Record set:
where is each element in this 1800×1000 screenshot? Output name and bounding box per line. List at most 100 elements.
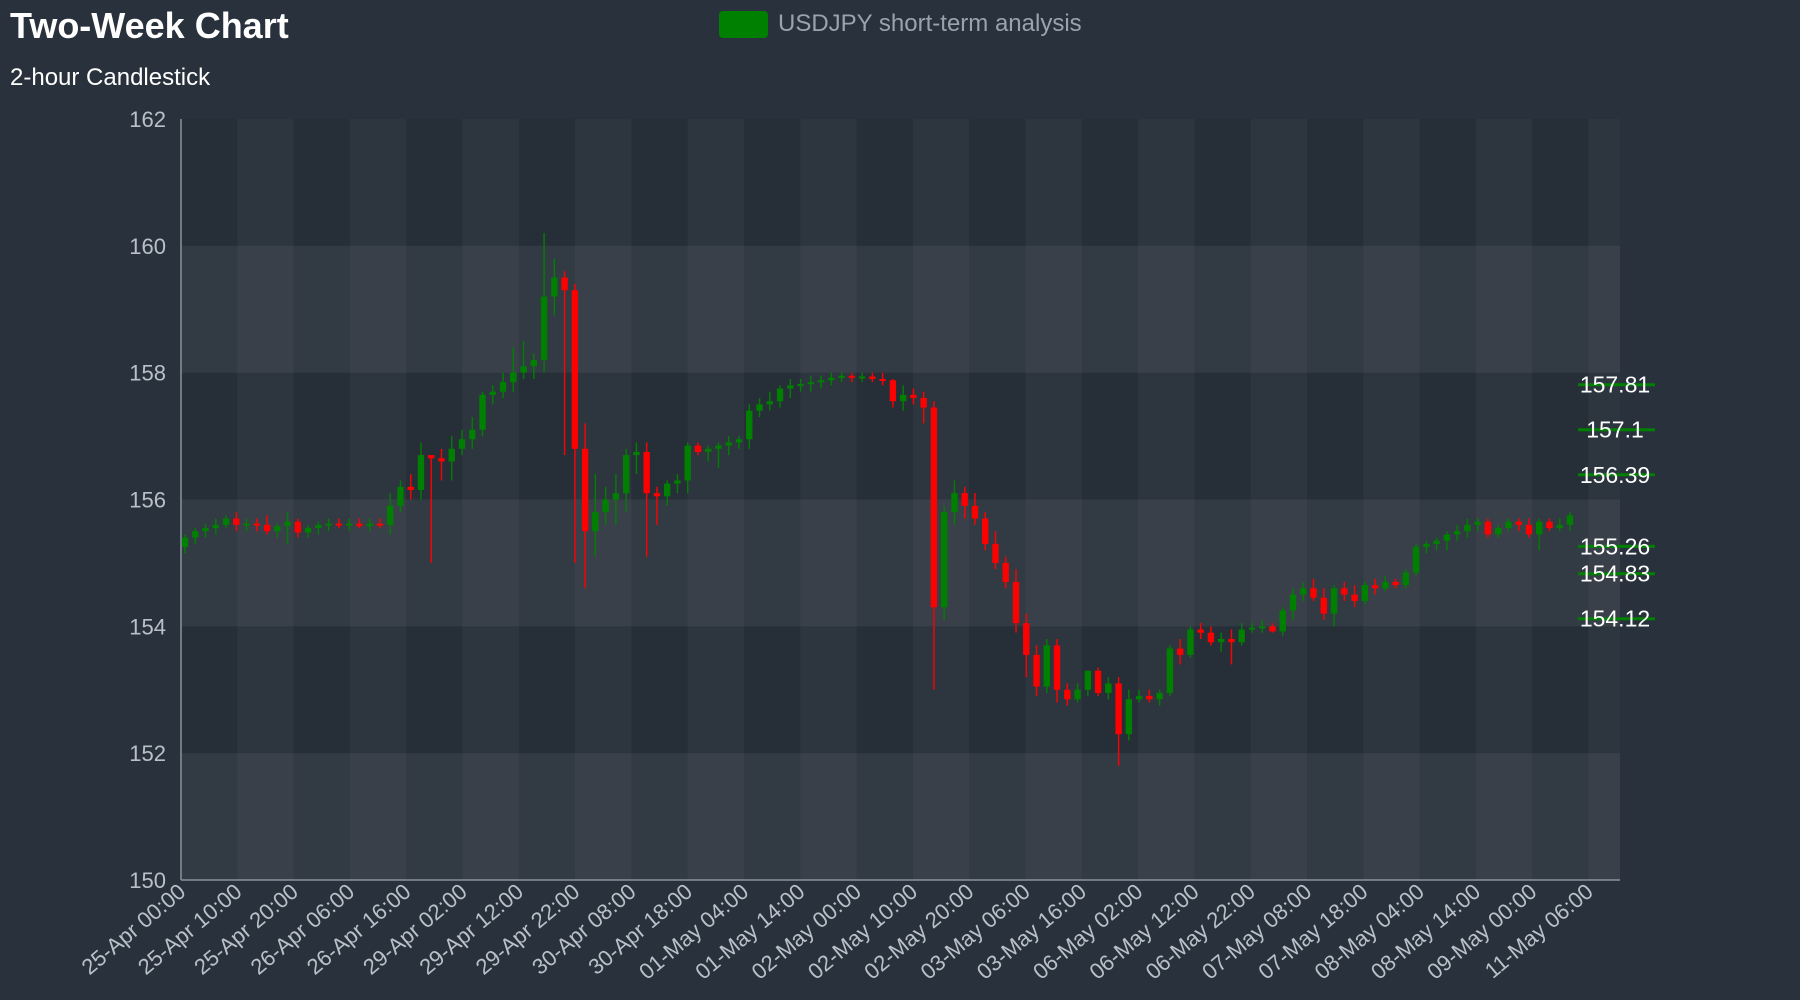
horizontal-band [181, 499, 1620, 627]
candle-down [653, 493, 661, 497]
candle-up [807, 382, 814, 385]
candle-up [458, 439, 466, 449]
candle-up [797, 384, 804, 387]
candle-up [1536, 521, 1543, 535]
horizontal-band [181, 753, 1620, 880]
price-level-label: 157.1 [1586, 417, 1644, 443]
legend-swatch[interactable] [719, 11, 768, 38]
candle-up [1412, 547, 1420, 573]
candle-series [181, 233, 1574, 766]
candle-down [407, 486, 414, 490]
candle-up [817, 380, 825, 383]
candle-up [633, 451, 640, 456]
vertical-band [1251, 119, 1307, 880]
candle-up [222, 518, 230, 525]
candle-up [274, 526, 281, 532]
candle-down [982, 518, 989, 544]
candle-up [315, 524, 322, 529]
candle-up [397, 486, 404, 506]
candle-up [1453, 531, 1461, 535]
candle-up [1248, 627, 1256, 630]
candle-down [571, 290, 579, 449]
price-level-label: 154.83 [1580, 561, 1650, 587]
candle-up [1556, 524, 1563, 529]
candle-up [192, 531, 199, 538]
candle-up [448, 448, 455, 462]
candle-up [520, 366, 527, 373]
candle-down [376, 523, 384, 526]
candle-down [1176, 648, 1184, 655]
candle-down [1515, 521, 1522, 525]
candle-up [858, 376, 866, 379]
y-tick-label: 158 [129, 361, 166, 386]
candle-up [469, 429, 476, 440]
vertical-band [463, 119, 519, 880]
candle-up [510, 372, 517, 383]
candle-up [787, 385, 794, 389]
candle-up [304, 528, 312, 533]
candle-up [705, 448, 712, 452]
candle-up [499, 382, 507, 392]
horizontal-band [181, 245, 1620, 373]
candle-up [1074, 689, 1081, 700]
candle-down [581, 448, 589, 532]
candle-down [1525, 524, 1533, 535]
candle-down [1146, 696, 1153, 700]
candle-up [1156, 692, 1163, 700]
candle-down [356, 523, 363, 527]
candle-up [1361, 585, 1368, 601]
candle-up [735, 439, 743, 443]
candle-down [992, 543, 999, 563]
candle-down [294, 521, 302, 533]
candle-down [561, 277, 568, 291]
candle-up [479, 394, 486, 430]
candle-up [1505, 521, 1512, 529]
candle-up [489, 391, 496, 395]
candle-down [1228, 639, 1235, 643]
candle-up [540, 296, 548, 360]
candle-up [1300, 588, 1307, 595]
candle-down [694, 445, 702, 452]
candle-up [766, 401, 773, 405]
candle-down [1392, 581, 1399, 586]
vertical-band [1476, 119, 1532, 880]
candle-up [1402, 572, 1410, 586]
legend-label[interactable]: USDJPY short-term analysis [778, 10, 1082, 37]
candle-up [715, 445, 722, 449]
candle-up [1289, 594, 1297, 611]
vertical-band [688, 119, 744, 880]
vertical-band [800, 119, 856, 880]
candle-up [325, 523, 332, 526]
candle-down [869, 376, 876, 380]
candle-up [664, 483, 671, 497]
candle-up [1125, 699, 1133, 735]
candle-down [930, 407, 938, 608]
candle-up [1084, 670, 1091, 690]
y-tick-label: 162 [129, 107, 166, 132]
candle-up [366, 523, 373, 527]
candle-down [1002, 562, 1009, 582]
chart-subtitle: 2-hour Candlestick [10, 64, 211, 91]
candle-up [530, 359, 537, 367]
candle-down [233, 518, 240, 525]
candle-down [1207, 632, 1215, 643]
candle-up [1330, 588, 1338, 614]
candle-up [746, 410, 753, 440]
vertical-band [1363, 119, 1419, 880]
candle-down [263, 524, 271, 532]
candle-up [592, 512, 599, 532]
candle-up [1187, 629, 1194, 655]
candle-up [1105, 683, 1112, 693]
candle-down [910, 394, 917, 399]
y-axis: 150 152 154 156 158 160 162 [129, 107, 182, 893]
candle-up [387, 505, 394, 525]
candle-down [1310, 588, 1317, 598]
y-tick-label: 152 [129, 741, 166, 766]
vertical-band [1589, 119, 1621, 880]
candle-up [345, 523, 353, 526]
horizontal-band [181, 626, 1620, 754]
vertical-band [1026, 119, 1082, 880]
plot-background [181, 119, 1620, 880]
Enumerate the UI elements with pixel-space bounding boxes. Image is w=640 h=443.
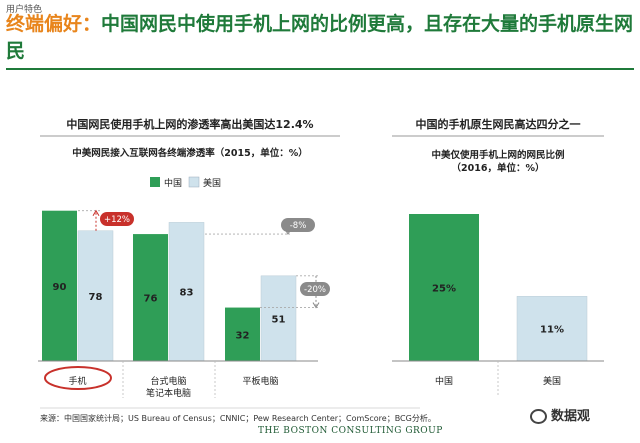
legend-swatch-usa xyxy=(188,176,200,188)
category-label: 手机 xyxy=(68,375,86,387)
category-label: 台式电脑 xyxy=(150,375,186,387)
wechat-icon xyxy=(530,409,547,424)
arrow-12-head xyxy=(92,209,100,216)
badge-plus12 xyxy=(100,212,134,226)
bar-value-label: 90 xyxy=(53,282,67,293)
right-chart-subtitle: 中美仅使用手机上网的网民比例 xyxy=(431,149,564,161)
badge-minus8-text: -8% xyxy=(290,221,307,231)
badge-minus20 xyxy=(300,282,330,296)
bar-value-label: 51 xyxy=(272,314,286,325)
badge-plus12-text: +12% xyxy=(104,215,130,225)
page-headline: 终端偏好：中国网民中使用手机上网的比例更高，且存在大量的手机原生网民 xyxy=(6,11,634,65)
headline-accent: 终端偏好： xyxy=(6,13,102,35)
legend-label-usa: 美国 xyxy=(203,177,221,189)
right-chart-title: 中国的手机原生网民高达四分之一 xyxy=(416,117,581,131)
bar-value-label: 32 xyxy=(236,330,250,341)
bar-usa-2 xyxy=(260,275,297,362)
bar-value-label: 25% xyxy=(432,284,456,295)
headline-rule xyxy=(6,68,634,70)
bar-value-label: 83 xyxy=(180,288,194,299)
bar-china-0 xyxy=(42,210,77,361)
left-chart-subtitle: 中美网民接入互联网各终端渗透率（2015，单位：%） xyxy=(72,147,307,159)
bar-china-2 xyxy=(225,307,260,361)
highlight-circle xyxy=(44,366,112,390)
legend-label-china: 中国 xyxy=(164,177,182,189)
bar-right-0 xyxy=(409,214,479,361)
bar-usa-1 xyxy=(168,222,205,362)
arrow-20-head xyxy=(312,302,320,309)
bcg-logo-text: THE BOSTON CONSULTING GROUP xyxy=(258,426,443,436)
category-label: 中国 xyxy=(435,375,453,387)
category-label: 笔记本电脑 xyxy=(146,387,191,399)
badge-minus8 xyxy=(281,218,315,232)
bar-right-1 xyxy=(516,296,588,362)
source-note: 来源：中国国家统计局；US Bureau of Census；CNNIC；Pew… xyxy=(40,414,436,423)
watermark-text: 数据观 xyxy=(551,409,591,424)
bar-value-label: 76 xyxy=(144,294,158,305)
legend-swatch-china xyxy=(150,177,160,187)
bar-china-1 xyxy=(133,234,168,361)
category-label: 美国 xyxy=(543,375,561,387)
badge-minus20-text: -20% xyxy=(304,285,326,295)
right-chart-subtitle: （2016，单位：%） xyxy=(452,162,545,174)
bar-value-label: 78 xyxy=(89,292,103,303)
headline-text: 中国网民中使用手机上网的比例更高，且存在大量的手机原生网民 xyxy=(6,13,634,62)
watermark: 数据观 xyxy=(530,405,590,424)
bar-value-label: 11% xyxy=(540,325,564,336)
left-chart-title: 中国网民使用手机上网的渗透率高出美国达12.4% xyxy=(66,117,313,131)
section-tag: 用户特色 xyxy=(6,5,43,15)
category-label: 平板电脑 xyxy=(242,375,278,387)
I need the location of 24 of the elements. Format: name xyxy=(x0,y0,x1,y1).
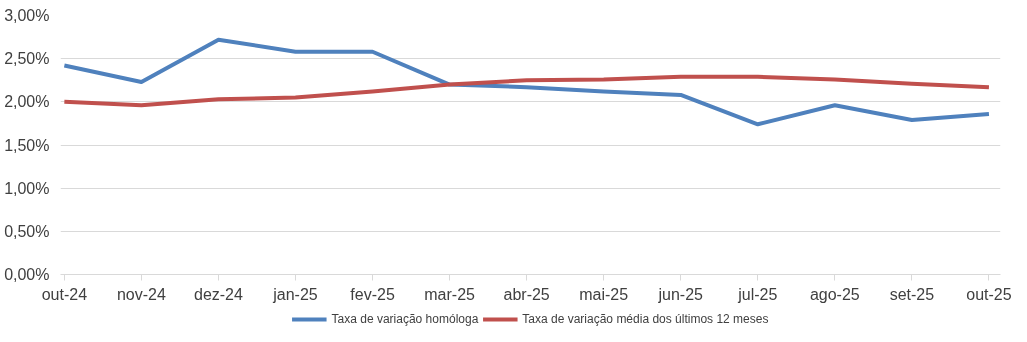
x-tick-label: ago-25 xyxy=(809,285,860,303)
y-tick-label: 2,50% xyxy=(4,50,50,68)
y-tick-label: 0,50% xyxy=(4,222,50,240)
line-series xyxy=(62,74,991,108)
x-tick-label: out-25 xyxy=(966,285,1012,303)
x-tick-label: abr-25 xyxy=(503,285,550,303)
x-tick-label: jan-25 xyxy=(272,285,318,303)
x-tick-label: mai-25 xyxy=(579,285,629,303)
x-tick-label: dez-24 xyxy=(193,285,244,303)
x-tick-label: jun-25 xyxy=(657,285,704,303)
y-tick-label: 3,00% xyxy=(4,7,50,24)
x-tick-label: mar-25 xyxy=(424,285,476,303)
legend-label: Taxa de variação média dos últimos 12 meses xyxy=(522,312,769,326)
line-series xyxy=(62,37,991,127)
y-tick-label: 1,00% xyxy=(4,179,50,197)
y-tick-label: 1,50% xyxy=(4,136,50,154)
x-tick-label: nov-24 xyxy=(116,285,166,303)
legend-label: Taxa de variação homóloga xyxy=(331,312,479,326)
x-tick-label: out-24 xyxy=(41,285,88,303)
y-tick-label: 0,00% xyxy=(4,266,50,283)
x-tick-label: fev-25 xyxy=(350,285,395,303)
y-tick-label: 2,00% xyxy=(4,93,50,111)
x-tick-label: jul-25 xyxy=(737,285,778,303)
x-tick-label: set-25 xyxy=(889,285,935,303)
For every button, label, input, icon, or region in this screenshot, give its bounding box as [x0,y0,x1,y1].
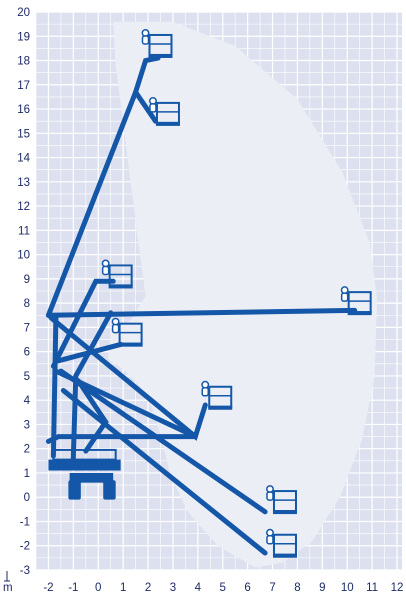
y-tick-label: 19 [17,31,30,43]
platform-floor [118,342,143,347]
y-tick-label: 10 [17,250,30,262]
x-tick-label: 12 [391,582,404,594]
operator-head [266,485,274,494]
operator-head [149,96,157,105]
x-tick-label: 11 [366,582,378,594]
platform-floor [148,53,173,58]
y-tick-label: 3 [24,419,30,431]
y-tick-label: 9 [24,274,30,286]
axle-housing [69,472,114,483]
y-tick-label: 1 [24,468,30,480]
y-tick-label: 20 [17,7,30,19]
operator-head [201,380,210,389]
y-tick-label: 11 [18,225,30,237]
y-tick-label: 13 [17,177,30,189]
y-tick-label: -2 [20,541,30,553]
x-tick-label: 8 [294,582,300,594]
y-tick-label: 17 [17,80,30,92]
x-tick-label: 10 [341,582,354,594]
work-platform [201,380,233,410]
platform-floor [347,311,372,316]
chassis [48,459,121,471]
x-tick-label: 5 [220,582,226,594]
y-tick-label: 5 [24,371,30,383]
operator-head [340,286,349,295]
boom-arm [50,278,116,369]
boom-arm [45,307,358,318]
platform-floor [108,284,133,289]
operator-body [149,103,157,113]
y-tick-label: 12 [17,201,30,213]
operator-body [101,265,110,276]
x-tick-label: 6 [244,582,250,594]
operator-head [141,29,150,37]
work-platform [101,259,133,289]
working-envelope [108,21,378,568]
wheel-right [103,480,116,500]
operator-body [340,292,349,302]
work-platform [149,96,180,126]
y-tick-label: 0 [24,492,30,504]
x-tick-label: -1 [68,582,78,594]
y-tick-label: 4 [24,395,31,407]
y-tick-label: 8 [24,298,30,310]
x-tick-label: -2 [43,582,53,594]
platform-floor [272,553,297,558]
y-tick-label: 6 [24,347,30,359]
y-tick-label: 7 [24,322,30,334]
y-tick-label: 2 [24,444,30,456]
y-tick-label: -1 [20,516,30,528]
platform-floor [208,405,233,410]
x-tick-label: 7 [269,582,275,594]
boom-lift-machine [45,29,372,558]
platform-floor [155,121,180,126]
x-tick-label: 9 [319,582,325,594]
x-tick-label: 4 [195,582,202,594]
wheel-left [68,480,81,500]
x-tick-label: 2 [145,582,151,594]
operator-body [111,323,120,334]
work-platform [141,29,173,58]
operator-head [111,317,120,326]
boom-arm [70,310,114,461]
boom-arm [60,388,268,556]
y-tick-label: 16 [17,104,30,116]
x-axis-tick-labels: -2 -1 0 1 2 3 4 5 6 7 8 9 10 11 12 [43,582,403,594]
operator-body [266,534,274,545]
y-tick-label: 14 [17,153,30,165]
operator-head [101,259,110,268]
y-tick-label: -3 [20,565,30,577]
unit-label: m [3,582,13,594]
operator-body [201,386,209,397]
work-platform [111,317,143,347]
boom-arm [75,378,109,454]
operator-body [141,35,150,45]
x-tick-label: 0 [95,582,101,594]
y-tick-label: 18 [17,56,30,68]
boom-arm [50,315,59,459]
boom-arm [58,368,268,515]
x-tick-label: 3 [170,582,176,594]
operator-body [266,491,274,501]
x-tick-label: 1 [120,582,126,594]
work-platform [266,528,297,558]
platform-floor [272,510,297,515]
operator-head [266,528,274,537]
work-platform [340,286,372,316]
boom-arm [133,89,158,124]
unit-marker: m [3,571,13,594]
boom-arm [45,55,161,318]
y-tick-label: 15 [17,128,30,140]
work-platform [266,485,297,515]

What you should do: Format the rows between the line holding "x-tick-label: ago-25 xyxy=(809,285,860,303)" and the line holding "x-tick-label: mar-25 xyxy=(424,285,476,303)", inclusive, as a numbered list with blank lines omitted.

Finished answer:
1. x-tick-label: ago-25 xyxy=(809,285,860,303)
2. y-tick-label: 2,50% xyxy=(4,50,50,68)
3. y-tick-label: 0,50% xyxy=(4,222,50,240)
4. line-series xyxy=(62,74,991,108)
5. x-tick-label: out-25 xyxy=(966,285,1012,303)
6. x-tick-label: abr-25 xyxy=(503,285,550,303)
7. x-tick-label: jan-25 xyxy=(272,285,318,303)
8. x-tick-label: mai-25 xyxy=(579,285,629,303)
9. x-tick-label: dez-24 xyxy=(193,285,244,303)
10. x-tick-label: jun-25 xyxy=(657,285,704,303)
11. y-tick-label: 3,00% xyxy=(4,7,50,24)
12. x-tick-label: mar-25 xyxy=(424,285,476,303)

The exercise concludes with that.